## STATED PROBLEM
Write the data out again in full, with no departure from the original.

## RECORD EXCERPTS
-- begin --

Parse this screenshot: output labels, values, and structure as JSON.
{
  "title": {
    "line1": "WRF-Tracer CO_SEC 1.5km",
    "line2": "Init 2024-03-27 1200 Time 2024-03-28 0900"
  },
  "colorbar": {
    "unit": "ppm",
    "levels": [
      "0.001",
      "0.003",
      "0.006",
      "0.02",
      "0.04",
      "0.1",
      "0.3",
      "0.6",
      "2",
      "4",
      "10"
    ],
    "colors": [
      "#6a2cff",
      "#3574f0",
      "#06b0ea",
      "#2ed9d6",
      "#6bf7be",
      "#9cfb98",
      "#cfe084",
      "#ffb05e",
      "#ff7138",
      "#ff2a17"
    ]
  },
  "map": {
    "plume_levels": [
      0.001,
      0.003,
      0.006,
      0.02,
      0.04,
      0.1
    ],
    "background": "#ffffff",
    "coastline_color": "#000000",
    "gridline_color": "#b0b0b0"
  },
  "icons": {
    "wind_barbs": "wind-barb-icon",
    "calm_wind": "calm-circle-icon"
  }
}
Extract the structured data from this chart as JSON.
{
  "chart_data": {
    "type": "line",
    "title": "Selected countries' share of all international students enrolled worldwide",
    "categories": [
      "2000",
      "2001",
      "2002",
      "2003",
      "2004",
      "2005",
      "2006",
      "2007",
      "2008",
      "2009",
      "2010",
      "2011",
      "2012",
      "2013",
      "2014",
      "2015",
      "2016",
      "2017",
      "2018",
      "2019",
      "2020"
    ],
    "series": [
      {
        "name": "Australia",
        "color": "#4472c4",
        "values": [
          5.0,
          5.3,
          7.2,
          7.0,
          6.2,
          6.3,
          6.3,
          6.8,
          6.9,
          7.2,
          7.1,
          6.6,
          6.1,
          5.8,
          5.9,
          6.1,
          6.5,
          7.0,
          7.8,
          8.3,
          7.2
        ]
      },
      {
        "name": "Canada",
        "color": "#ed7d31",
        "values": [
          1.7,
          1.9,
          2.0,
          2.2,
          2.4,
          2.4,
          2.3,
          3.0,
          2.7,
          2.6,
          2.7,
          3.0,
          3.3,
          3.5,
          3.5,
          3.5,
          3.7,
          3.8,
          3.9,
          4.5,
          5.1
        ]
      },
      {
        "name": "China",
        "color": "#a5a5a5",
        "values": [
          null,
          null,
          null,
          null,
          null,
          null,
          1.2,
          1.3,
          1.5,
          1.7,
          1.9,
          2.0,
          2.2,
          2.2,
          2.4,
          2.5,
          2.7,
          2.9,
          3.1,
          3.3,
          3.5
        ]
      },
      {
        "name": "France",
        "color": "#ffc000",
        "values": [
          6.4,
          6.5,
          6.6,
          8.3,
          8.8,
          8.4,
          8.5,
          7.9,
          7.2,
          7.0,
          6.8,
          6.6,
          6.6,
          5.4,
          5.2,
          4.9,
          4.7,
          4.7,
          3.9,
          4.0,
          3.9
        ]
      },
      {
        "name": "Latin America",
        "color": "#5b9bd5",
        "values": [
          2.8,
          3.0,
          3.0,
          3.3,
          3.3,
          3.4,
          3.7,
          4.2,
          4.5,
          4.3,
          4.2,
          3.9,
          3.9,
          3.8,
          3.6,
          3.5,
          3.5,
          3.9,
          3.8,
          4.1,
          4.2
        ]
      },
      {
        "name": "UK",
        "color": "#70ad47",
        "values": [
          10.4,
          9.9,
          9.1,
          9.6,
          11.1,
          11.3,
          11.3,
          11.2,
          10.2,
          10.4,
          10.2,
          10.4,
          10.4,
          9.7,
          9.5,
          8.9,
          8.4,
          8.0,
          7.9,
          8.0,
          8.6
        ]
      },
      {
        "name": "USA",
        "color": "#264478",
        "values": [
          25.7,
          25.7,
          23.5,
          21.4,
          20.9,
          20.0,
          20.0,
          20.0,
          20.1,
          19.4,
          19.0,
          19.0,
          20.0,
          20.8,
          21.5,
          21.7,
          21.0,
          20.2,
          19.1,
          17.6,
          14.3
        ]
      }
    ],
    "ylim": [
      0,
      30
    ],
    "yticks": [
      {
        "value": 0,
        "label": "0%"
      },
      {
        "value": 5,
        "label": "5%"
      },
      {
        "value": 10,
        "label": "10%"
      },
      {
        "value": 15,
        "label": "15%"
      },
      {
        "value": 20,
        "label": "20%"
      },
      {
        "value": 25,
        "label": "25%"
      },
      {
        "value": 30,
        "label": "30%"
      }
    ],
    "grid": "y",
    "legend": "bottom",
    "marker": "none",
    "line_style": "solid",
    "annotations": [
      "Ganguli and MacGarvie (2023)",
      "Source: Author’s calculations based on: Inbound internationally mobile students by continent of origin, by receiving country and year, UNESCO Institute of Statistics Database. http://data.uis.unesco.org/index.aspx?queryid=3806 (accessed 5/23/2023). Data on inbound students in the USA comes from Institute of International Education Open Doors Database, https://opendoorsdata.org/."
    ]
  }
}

-- end --

## RESULT BELOW
Parse this screenshot: output labels, values, and structure as JSON.
{
  "title": {
    "line1": "WRF-Tracer CO_SEC 1.5km",
    "line2": "Init 2024-03-27 1200 Time 2024-03-28 0900"
  },
  "colorbar": {
    "unit": "ppm",
    "levels": [
      "0.001",
      "0.003",
      "0.006",
      "0.02",
      "0.04",
      "0.1",
      "0.3",
      "0.6",
      "2",
      "4",
      "10"
    ],
    "colors": [
      "#6a2cff",
      "#3574f0",
      "#06b0ea",
      "#2ed9d6",
      "#6bf7be",
      "#9cfb98",
      "#cfe084",
      "#ffb05e",
      "#ff7138",
      "#ff2a17"
    ]
  },
  "map": {
    "plume_levels": [
      0.001,
      0.003,
      0.006,
      0.02,
      0.04,
      0.1
    ],
    "background": "#ffffff",
    "coastline_color": "#000000",
    "gridline_color": "#b0b0b0"
  },
  "icons": {
    "wind_barbs": "wind-barb-icon",
    "calm_wind": "calm-circle-icon"
  }
}
Extract the structured data from this chart as JSON.
{
  "chart_data": {
    "type": "line",
    "title": "Selected countries' share of all international students enrolled worldwide",
    "categories": [
      "2000",
      "2001",
      "2002",
      "2003",
      "2004",
      "2005",
      "2006",
      "2007",
      "2008",
      "2009",
      "2010",
      "2011",
      "2012",
      "2013",
      "2014",
      "2015",
      "2016",
      "2017",
      "2018",
      "2019",
      "2020"
    ],
    "series": [
      {
        "name": "Australia",
        "color": "#4472c4",
        "values": [
          5.0,
          5.3,
          7.2,
          7.0,
          6.2,
          6.3,
          6.3,
          6.8,
          6.9,
          7.2,
          7.1,
          6.6,
          6.1,
          5.8,
          5.9,
          6.1,
          6.5,
          7.0,
          7.8,
          8.3,
          7.2
        ]
      },
      {
        "name": "Canada",
        "color": "#ed7d31",
        "values": [
          1.7,
          1.9,
          2.0,
          2.2,
          2.4,
          2.4,
          2.3,
          3.0,
          2.7,
          2.6,
          2.7,
          3.0,
          3.3,
          3.5,
          3.5,
          3.5,
          3.7,
          3.8,
          3.9,
          4.5,
          5.1
        ]
      },
      {
        "name": "China",
        "color": "#a5a5a5",
        "values": [
          null,
          null,
          null,
          null,
          null,
          null,
          1.2,
          1.3,
          1.5,
          1.7,
          1.9,
          2.0,
          2.2,
          2.2,
          2.4,
          2.5,
          2.7,
          2.9,
          3.1,
          3.3,
          3.5
        ]
      },
      {
        "name": "France",
        "color": "#ffc000",
        "values": [
          6.4,
          6.5,
          6.6,
          8.3,
          8.8,
          8.4,
          8.5,
          7.9,
          7.2,
          7.0,
          6.8,
          6.6,
          6.6,
          5.4,
          5.2,
          4.9,
          4.7,
          4.7,
          3.9,
          4.0,
          3.9
        ]
      },
      {
        "name": "Latin America",
        "color": "#5b9bd5",
        "values": [
          2.8,
          3.0,
          3.0,
          3.3,
          3.3,
          3.4,
          3.7,
          4.2,
          4.5,
          4.3,
          4.2,
          3.9,
          3.9,
          3.8,
          3.6,
          3.5,
          3.5,
          3.9,
          3.8,
          4.1,
          4.2
        ]
      },
      {
        "name": "UK",
        "color": "#70ad47",
        "values": [
          10.4,
          9.9,
          9.1,
          9.6,
          11.1,
          11.3,
          11.3,
          11.2,
          10.2,
          10.4,
          10.2,
          10.4,
          10.4,
          9.7,
          9.5,
          8.9,
          8.4,
          8.0,
          7.9,
          8.0,
          8.6
        ]
      },
      {
        "name": "USA",
        "color": "#264478",
        "values": [
          25.7,
          25.7,
          23.5,
          21.4,
          20.9,
          20.0,
          20.0,
          20.0,
          20.1,
          19.4,
          19.0,
          19.0,
          20.0,
          20.8,
          21.5,
          21.7,
          21.0,
          20.2,
          19.1,
          17.6,
          14.3
        ]
      }
    ],
    "ylim": [
      0,
      30
    ],
    "yticks": [
      {
        "value": 0,
        "label": "0%"
      },
      {
        "value": 5,
        "label": "5%"
      },
      {
        "value": 10,
        "label": "10%"
      },
      {
        "value": 15,
        "label": "15%"
      },
      {
        "value": 20,
        "label": "20%"
      },
      {
        "value": 25,
        "label": "25%"
      },
      {
        "value": 30,
        "label": "30%"
      }
    ],
    "grid": "y",
    "legend": "bottom",
    "marker": "none",
    "line_style": "solid",
    "annotations": [
      "Ganguli and MacGarvie (2023)",
      "Source: Author’s calculations based on: Inbound internationally mobile students by continent of origin, by receiving country and year, UNESCO Institute of Statistics Database. http://data.uis.unesco.org/index.aspx?queryid=3806 (accessed 5/23/2023). Data on inbound students in the USA comes from Institute of International Education Open Doors Database, https://opendoorsdata.org/."
    ]
  }
}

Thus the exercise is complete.